- **Exercise**: Transcribe all records exactly.

- **Given information**:
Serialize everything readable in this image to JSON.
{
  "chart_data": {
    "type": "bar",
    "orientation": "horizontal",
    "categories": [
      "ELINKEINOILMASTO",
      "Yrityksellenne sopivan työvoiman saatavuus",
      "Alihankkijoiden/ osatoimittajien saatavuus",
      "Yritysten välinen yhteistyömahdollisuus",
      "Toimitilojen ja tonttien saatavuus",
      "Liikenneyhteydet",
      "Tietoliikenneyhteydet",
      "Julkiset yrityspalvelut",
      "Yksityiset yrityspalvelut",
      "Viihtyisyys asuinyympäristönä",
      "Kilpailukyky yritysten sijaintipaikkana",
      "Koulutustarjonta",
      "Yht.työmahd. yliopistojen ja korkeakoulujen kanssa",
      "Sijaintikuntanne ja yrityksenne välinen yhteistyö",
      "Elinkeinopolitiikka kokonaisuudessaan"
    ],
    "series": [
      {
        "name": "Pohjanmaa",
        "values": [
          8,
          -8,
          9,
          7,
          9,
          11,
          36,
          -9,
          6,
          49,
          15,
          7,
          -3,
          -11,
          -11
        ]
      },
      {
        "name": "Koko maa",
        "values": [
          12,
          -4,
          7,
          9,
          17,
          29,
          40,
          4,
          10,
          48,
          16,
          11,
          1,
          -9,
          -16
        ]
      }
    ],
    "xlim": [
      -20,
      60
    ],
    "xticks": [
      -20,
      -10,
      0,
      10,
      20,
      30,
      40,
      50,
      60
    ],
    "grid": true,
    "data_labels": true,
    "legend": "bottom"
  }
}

- **Answer below**:
Serialize everything readable in this image to JSON.
{
  "chart_data": {
    "type": "bar",
    "orientation": "horizontal",
    "categories": [
      "ELINKEINOILMASTO",
      "Yrityksellenne sopivan työvoiman saatavuus",
      "Alihankkijoiden/ osatoimittajien saatavuus",
      "Yritysten välinen yhteistyömahdollisuus",
      "Toimitilojen ja tonttien saatavuus",
      "Liikenneyhteydet",
      "Tietoliikenneyhteydet",
      "Julkiset yrityspalvelut",
      "Yksityiset yrityspalvelut",
      "Viihtyisyys asuinyympäristönä",
      "Kilpailukyky yritysten sijaintipaikkana",
      "Koulutustarjonta",
      "Yht.työmahd. yliopistojen ja korkeakoulujen kanssa",
      "Sijaintikuntanne ja yrityksenne välinen yhteistyö",
      "Elinkeinopolitiikka kokonaisuudessaan"
    ],
    "series": [
      {
        "name": "Pohjanmaa",
        "values": [
          8,
          -8,
          9,
          7,
          9,
          11,
          36,
          -9,
          6,
          49,
          15,
          7,
          -3,
          -11,
          -11
        ]
      },
      {
        "name": "Koko maa",
        "values": [
          12,
          -4,
          7,
          9,
          17,
          29,
          40,
          4,
          10,
          48,
          16,
          11,
          1,
          -9,
          -16
        ]
      }
    ],
    "xlim": [
      -20,
      60
    ],
    "xticks": [
      -20,
      -10,
      0,
      10,
      20,
      30,
      40,
      50,
      60
    ],
    "grid": true,
    "data_labels": true,
    "legend": "bottom"
  }
}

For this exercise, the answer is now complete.